Copy every line with the string "title" in it.

Data for this task:
§ §

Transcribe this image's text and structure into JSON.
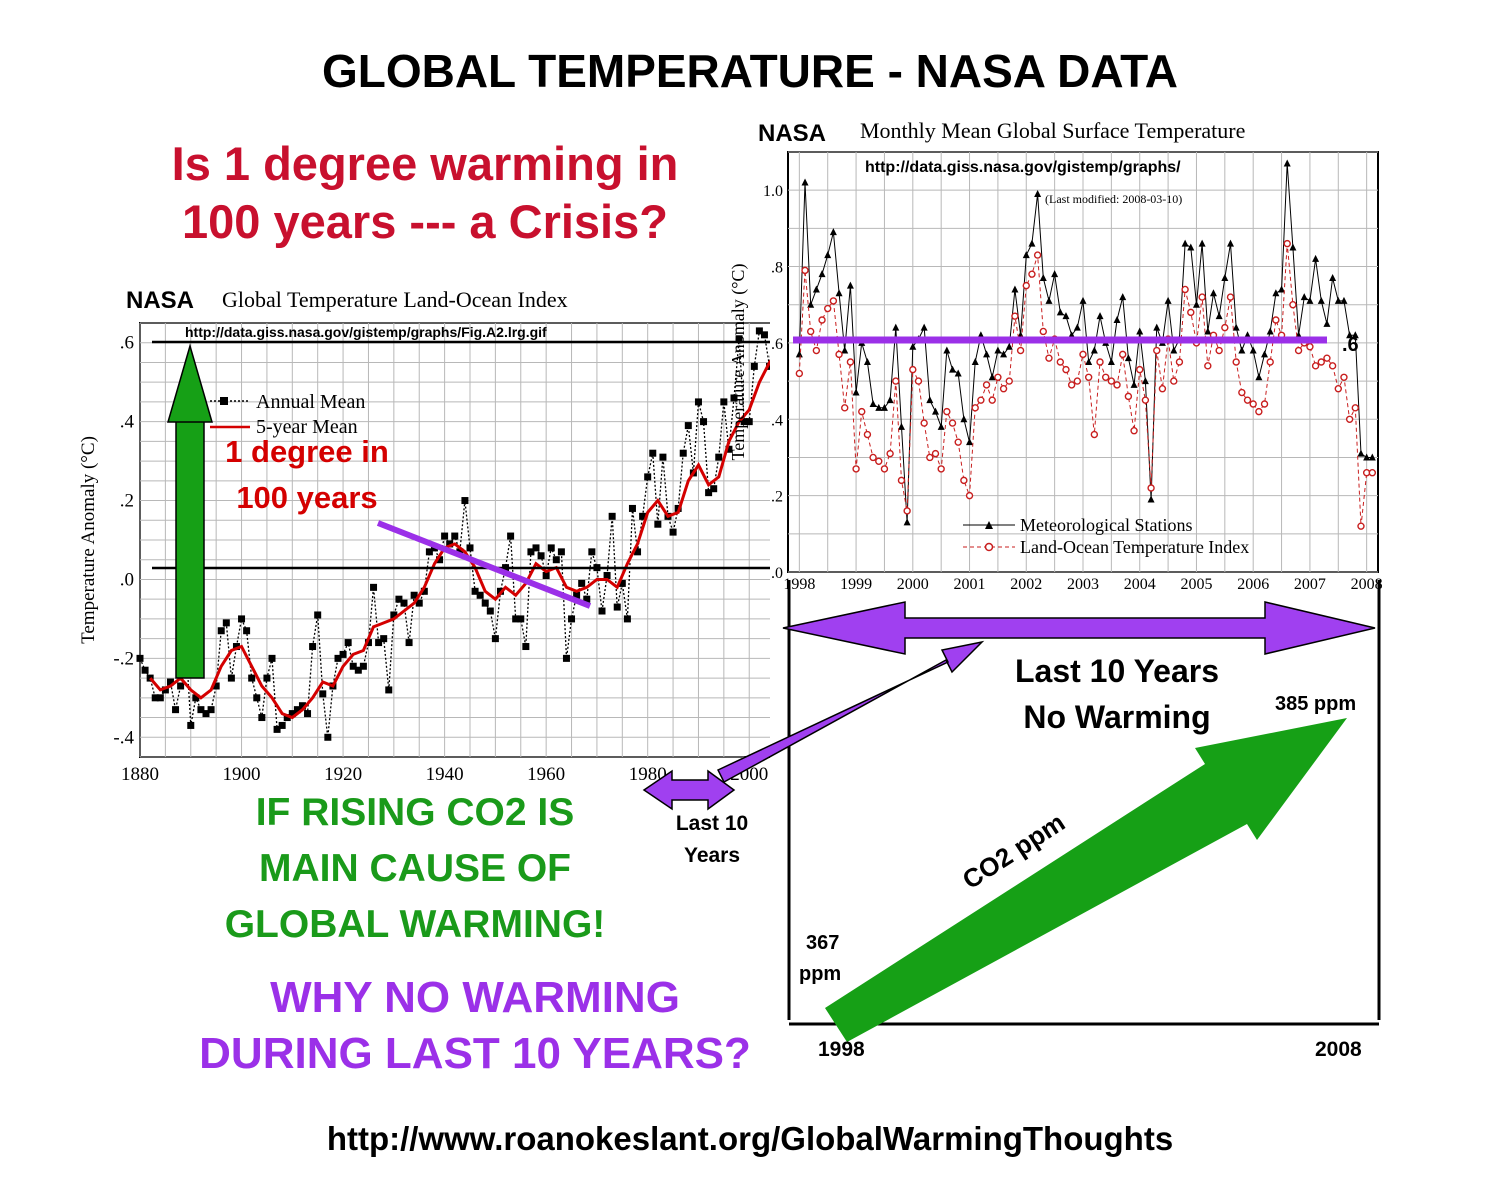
{
  "title": "GLOBAL TEMPERATURE - NASA DATA",
  "question": [
    "Is 1 degree warming in",
    "100 years  --- a Crisis?"
  ],
  "left_chart": {
    "source_label": "NASA",
    "title": "Global Temperature Land-Ocean Index",
    "url": "http://data.giss.nasa.gov/gistemp/graphs/Fig.A2.lrg.gif",
    "annotation": [
      "1 degree in",
      "100 years"
    ]
  },
  "right_chart": {
    "source_label": "NASA",
    "title": "Monthly Mean Global Surface Temperature",
    "url": "http://data.giss.nasa.gov/gistemp/graphs/",
    "modified": "(Last modified: 2008-03-10)",
    "level_label": ".6"
  },
  "co2_panel": {
    "span_label": [
      "Last 10 Years",
      "No Warming"
    ],
    "arrow_label": "CO2  ppm",
    "start_value": [
      "367",
      "ppm"
    ],
    "end_value": "385 ppm",
    "start_year": "1998",
    "end_year": "2008"
  },
  "small_label": [
    "Last 10",
    "Years"
  ],
  "if_text": [
    "IF RISING CO2  IS",
    "MAIN  CAUSE OF",
    "GLOBAL WARMING!"
  ],
  "why_text": [
    "WHY NO WARMING",
    "DURING LAST 10 YEARS?"
  ],
  "footer_url": "http://www.roanokeslant.org/GlobalWarmingThoughts",
  "colors": {
    "red": "#c8102e",
    "green": "#1a9a1a",
    "purple": "#9b30e8",
    "arrow_green": "#16a016"
  },
  "chart_data": [
    {
      "type": "line",
      "title": "Global Temperature Land-Ocean Index",
      "xlabel": "",
      "ylabel": "Temperature Anomaly (°C)",
      "xlim": [
        1880,
        2010
      ],
      "ylim": [
        -0.45,
        0.65
      ],
      "xticks": [
        1880,
        1900,
        1920,
        1940,
        1960,
        1980,
        2000
      ],
      "xtick_labels": [
        "1880",
        "1900",
        "1920",
        "1940",
        "1960",
        "1980",
        "2000"
      ],
      "yticks": [
        -0.4,
        -0.2,
        0.0,
        0.2,
        0.4,
        0.6
      ],
      "ytick_labels": [
        "-.4",
        "-.2",
        ".0",
        ".2",
        ".4",
        ".6"
      ],
      "grid": true,
      "legend": [
        "Annual Mean",
        "5-year Mean"
      ],
      "series": [
        {
          "name": "Annual Mean",
          "x": [
            1880,
            1881,
            1882,
            1883,
            1884,
            1885,
            1886,
            1887,
            1888,
            1889,
            1890,
            1891,
            1892,
            1893,
            1894,
            1895,
            1896,
            1897,
            1898,
            1899,
            1900,
            1901,
            1902,
            1903,
            1904,
            1905,
            1906,
            1907,
            1908,
            1909,
            1910,
            1911,
            1912,
            1913,
            1914,
            1915,
            1916,
            1917,
            1918,
            1919,
            1920,
            1921,
            1922,
            1923,
            1924,
            1925,
            1926,
            1927,
            1928,
            1929,
            1930,
            1931,
            1932,
            1933,
            1934,
            1935,
            1936,
            1937,
            1938,
            1939,
            1940,
            1941,
            1942,
            1943,
            1944,
            1945,
            1946,
            1947,
            1948,
            1949,
            1950,
            1951,
            1952,
            1953,
            1954,
            1955,
            1956,
            1957,
            1958,
            1959,
            1960,
            1961,
            1962,
            1963,
            1964,
            1965,
            1966,
            1967,
            1968,
            1969,
            1970,
            1971,
            1972,
            1973,
            1974,
            1975,
            1976,
            1977,
            1978,
            1979,
            1980,
            1981,
            1982,
            1983,
            1984,
            1985,
            1986,
            1987,
            1988,
            1989,
            1990,
            1991,
            1992,
            1993,
            1994,
            1995,
            1996,
            1997,
            1998,
            1999,
            2000,
            2001,
            2002,
            2003,
            2004,
            2005,
            2006,
            2007
          ],
          "values": [
            -0.2,
            -0.23,
            -0.25,
            -0.3,
            -0.3,
            -0.28,
            -0.26,
            -0.33,
            -0.27,
            -0.15,
            -0.37,
            -0.3,
            -0.33,
            -0.34,
            -0.33,
            -0.27,
            -0.13,
            -0.11,
            -0.25,
            -0.17,
            -0.1,
            -0.13,
            -0.25,
            -0.3,
            -0.35,
            -0.25,
            -0.2,
            -0.38,
            -0.37,
            -0.35,
            -0.34,
            -0.33,
            -0.32,
            -0.34,
            -0.17,
            -0.09,
            -0.29,
            -0.4,
            -0.27,
            -0.2,
            -0.19,
            -0.16,
            -0.22,
            -0.23,
            -0.22,
            -0.16,
            -0.02,
            -0.16,
            -0.15,
            -0.28,
            -0.09,
            -0.05,
            -0.06,
            -0.16,
            -0.04,
            -0.06,
            -0.03,
            0.07,
            0.08,
            0.05,
            0.11,
            0.09,
            0.11,
            0.07,
            0.2,
            0.08,
            -0.03,
            -0.04,
            -0.06,
            -0.08,
            -0.15,
            -0.03,
            0.03,
            0.11,
            -0.1,
            -0.1,
            -0.17,
            0.07,
            0.08,
            0.06,
            0.01,
            0.08,
            0.05,
            0.07,
            -0.2,
            -0.1,
            -0.04,
            -0.01,
            -0.05,
            0.07,
            0.03,
            -0.08,
            0.01,
            0.16,
            -0.07,
            -0.01,
            -0.1,
            0.18,
            0.07,
            0.16,
            0.26,
            0.32,
            0.14,
            0.31,
            0.16,
            0.12,
            0.18,
            0.32,
            0.39,
            0.27,
            0.45,
            0.4,
            0.22,
            0.23,
            0.31,
            0.45,
            0.33,
            0.46,
            0.61,
            0.4,
            0.4,
            0.54,
            0.63,
            0.62,
            0.54,
            0.68,
            0.61,
            0.57
          ]
        },
        {
          "name": "5-year Mean",
          "x": [
            1882,
            1884,
            1886,
            1888,
            1890,
            1892,
            1894,
            1896,
            1898,
            1900,
            1902,
            1904,
            1906,
            1908,
            1910,
            1912,
            1914,
            1916,
            1918,
            1920,
            1922,
            1924,
            1926,
            1928,
            1930,
            1932,
            1934,
            1936,
            1938,
            1940,
            1942,
            1944,
            1946,
            1948,
            1950,
            1952,
            1954,
            1956,
            1958,
            1960,
            1962,
            1964,
            1966,
            1968,
            1970,
            1972,
            1974,
            1976,
            1978,
            1980,
            1982,
            1984,
            1986,
            1988,
            1990,
            1992,
            1994,
            1996,
            1998,
            2000,
            2002,
            2004,
            2006
          ],
          "values": [
            -0.25,
            -0.28,
            -0.27,
            -0.25,
            -0.28,
            -0.3,
            -0.28,
            -0.22,
            -0.18,
            -0.17,
            -0.22,
            -0.27,
            -0.3,
            -0.34,
            -0.35,
            -0.33,
            -0.3,
            -0.26,
            -0.27,
            -0.22,
            -0.19,
            -0.18,
            -0.12,
            -0.11,
            -0.1,
            -0.08,
            -0.06,
            -0.02,
            0.04,
            0.08,
            0.09,
            0.07,
            0.03,
            -0.03,
            -0.05,
            -0.02,
            -0.04,
            -0.01,
            0.04,
            0.02,
            0.03,
            -0.02,
            -0.03,
            -0.02,
            0.0,
            0.0,
            -0.02,
            0.04,
            0.09,
            0.17,
            0.2,
            0.16,
            0.17,
            0.25,
            0.29,
            0.24,
            0.26,
            0.35,
            0.4,
            0.43,
            0.5,
            0.55,
            0.58
          ]
        }
      ]
    },
    {
      "type": "line",
      "title": "Monthly Mean Global Surface Temperature",
      "xlabel": "",
      "ylabel": "Temperature Anomaly (°C)",
      "xlim": [
        1997.8,
        2008.2
      ],
      "ylim": [
        0.0,
        1.1
      ],
      "xticks": [
        1998,
        1999,
        2000,
        2001,
        2002,
        2003,
        2004,
        2005,
        2006,
        2007,
        2008
      ],
      "xtick_labels": [
        "1998",
        "1999",
        "2000",
        "2001",
        "2002",
        "2003",
        "2004",
        "2005",
        "2006",
        "2007",
        "2008"
      ],
      "yticks": [
        0.0,
        0.2,
        0.4,
        0.6,
        0.8,
        1.0
      ],
      "ytick_labels": [
        ".0",
        ".2",
        ".4",
        ".6",
        ".8",
        "1.0"
      ],
      "grid": true,
      "legend": [
        "Meteorological Stations",
        "Land-Ocean Temperature Index"
      ],
      "reference_line": 0.6,
      "series": [
        {
          "name": "Meteorological Stations",
          "x": [
            1998.0,
            1998.1,
            1998.2,
            1998.3,
            1998.4,
            1998.5,
            1998.6,
            1998.7,
            1998.8,
            1998.9,
            1999.0,
            1999.1,
            1999.2,
            1999.3,
            1999.4,
            1999.5,
            1999.6,
            1999.7,
            1999.8,
            1999.9,
            2000.0,
            2000.1,
            2000.2,
            2000.3,
            2000.4,
            2000.5,
            2000.6,
            2000.7,
            2000.8,
            2000.9,
            2001.0,
            2001.1,
            2001.2,
            2001.3,
            2001.4,
            2001.5,
            2001.6,
            2001.7,
            2001.8,
            2001.9,
            2002.0,
            2002.1,
            2002.2,
            2002.3,
            2002.4,
            2002.5,
            2002.6,
            2002.7,
            2002.8,
            2002.9,
            2003.0,
            2003.1,
            2003.2,
            2003.3,
            2003.4,
            2003.5,
            2003.6,
            2003.7,
            2003.8,
            2003.9,
            2004.0,
            2004.1,
            2004.2,
            2004.3,
            2004.4,
            2004.5,
            2004.6,
            2004.7,
            2004.8,
            2004.9,
            2005.0,
            2005.1,
            2005.2,
            2005.3,
            2005.4,
            2005.5,
            2005.6,
            2005.7,
            2005.8,
            2005.9,
            2006.0,
            2006.1,
            2006.2,
            2006.3,
            2006.4,
            2006.5,
            2006.6,
            2006.7,
            2006.8,
            2006.9,
            2007.0,
            2007.1,
            2007.2,
            2007.3,
            2007.4,
            2007.5,
            2007.6,
            2007.7,
            2007.8,
            2007.9,
            2008.0,
            2008.1
          ],
          "values": [
            0.57,
            1.02,
            0.7,
            0.74,
            0.78,
            0.83,
            0.89,
            0.73,
            0.58,
            0.75,
            0.47,
            0.6,
            0.55,
            0.44,
            0.43,
            0.43,
            0.45,
            0.64,
            0.38,
            0.13,
            0.59,
            0.61,
            0.64,
            0.45,
            0.42,
            0.38,
            0.58,
            0.53,
            0.52,
            0.4,
            0.34,
            0.55,
            0.62,
            0.57,
            0.51,
            0.58,
            0.57,
            0.59,
            0.74,
            0.62,
            0.83,
            0.86,
            0.99,
            0.77,
            0.71,
            0.78,
            0.68,
            0.67,
            0.62,
            0.64,
            0.71,
            0.55,
            0.58,
            0.67,
            0.6,
            0.55,
            0.66,
            0.72,
            0.56,
            0.49,
            0.63,
            0.5,
            0.19,
            0.64,
            0.6,
            0.71,
            0.58,
            0.61,
            0.86,
            0.85,
            0.7,
            0.86,
            0.63,
            0.73,
            0.67,
            0.77,
            0.86,
            0.64,
            0.58,
            0.62,
            0.58,
            0.51,
            0.57,
            0.63,
            0.73,
            0.74,
            1.07,
            0.85,
            0.62,
            0.72,
            0.71,
            0.82,
            0.71,
            0.65,
            0.77,
            0.71,
            0.71,
            0.62,
            0.62,
            0.31,
            0.3,
            0.3
          ]
        },
        {
          "name": "Land-Ocean Temperature Index",
          "x": [
            1998.0,
            1998.1,
            1998.2,
            1998.3,
            1998.4,
            1998.5,
            1998.6,
            1998.7,
            1998.8,
            1998.9,
            1999.0,
            1999.1,
            1999.2,
            1999.3,
            1999.4,
            1999.5,
            1999.6,
            1999.7,
            1999.8,
            1999.9,
            2000.0,
            2000.1,
            2000.2,
            2000.3,
            2000.4,
            2000.5,
            2000.6,
            2000.7,
            2000.8,
            2000.9,
            2001.0,
            2001.1,
            2001.2,
            2001.3,
            2001.4,
            2001.5,
            2001.6,
            2001.7,
            2001.8,
            2001.9,
            2002.0,
            2002.1,
            2002.2,
            2002.3,
            2002.4,
            2002.5,
            2002.6,
            2002.7,
            2002.8,
            2002.9,
            2003.0,
            2003.1,
            2003.2,
            2003.3,
            2003.4,
            2003.5,
            2003.6,
            2003.7,
            2003.8,
            2003.9,
            2004.0,
            2004.1,
            2004.2,
            2004.3,
            2004.4,
            2004.5,
            2004.6,
            2004.7,
            2004.8,
            2004.9,
            2005.0,
            2005.1,
            2005.2,
            2005.3,
            2005.4,
            2005.5,
            2005.6,
            2005.7,
            2005.8,
            2005.9,
            2006.0,
            2006.1,
            2006.2,
            2006.3,
            2006.4,
            2006.5,
            2006.6,
            2006.7,
            2006.8,
            2006.9,
            2007.0,
            2007.1,
            2007.2,
            2007.3,
            2007.4,
            2007.5,
            2007.6,
            2007.7,
            2007.8,
            2007.9,
            2008.0,
            2008.1
          ],
          "values": [
            0.52,
            0.79,
            0.63,
            0.58,
            0.66,
            0.69,
            0.71,
            0.57,
            0.43,
            0.55,
            0.27,
            0.42,
            0.36,
            0.3,
            0.29,
            0.27,
            0.31,
            0.5,
            0.24,
            0.16,
            0.53,
            0.5,
            0.39,
            0.3,
            0.31,
            0.27,
            0.42,
            0.39,
            0.34,
            0.24,
            0.2,
            0.43,
            0.45,
            0.49,
            0.45,
            0.51,
            0.48,
            0.5,
            0.67,
            0.58,
            0.75,
            0.78,
            0.83,
            0.63,
            0.56,
            0.61,
            0.55,
            0.53,
            0.49,
            0.5,
            0.57,
            0.51,
            0.36,
            0.55,
            0.51,
            0.5,
            0.49,
            0.57,
            0.46,
            0.37,
            0.53,
            0.45,
            0.22,
            0.58,
            0.48,
            0.61,
            0.5,
            0.55,
            0.74,
            0.68,
            0.6,
            0.72,
            0.54,
            0.62,
            0.58,
            0.64,
            0.72,
            0.55,
            0.47,
            0.45,
            0.44,
            0.42,
            0.44,
            0.55,
            0.66,
            0.62,
            0.86,
            0.7,
            0.58,
            0.6,
            0.59,
            0.54,
            0.55,
            0.56,
            0.54,
            0.48,
            0.51,
            0.4,
            0.43,
            0.12,
            0.26,
            0.26
          ]
        }
      ]
    },
    {
      "type": "line",
      "title": "CO2  ppm",
      "x": [
        1998,
        2008
      ],
      "values": [
        367,
        385
      ],
      "xtick_labels": [
        "1998",
        "2008"
      ]
    }
  ]
}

§ §

Exercise result:
  "title": "GLOBAL TEMPERATURE - NASA DATA",
    "title": "Global Temperature Land-Ocean Index",
    "title": "Monthly Mean Global Surface Temperature",
      "title": "Global Temperature Land-Ocean Index",
      "title": "Monthly Mean Global Surface Temperature",
      "title": "CO2  ppm",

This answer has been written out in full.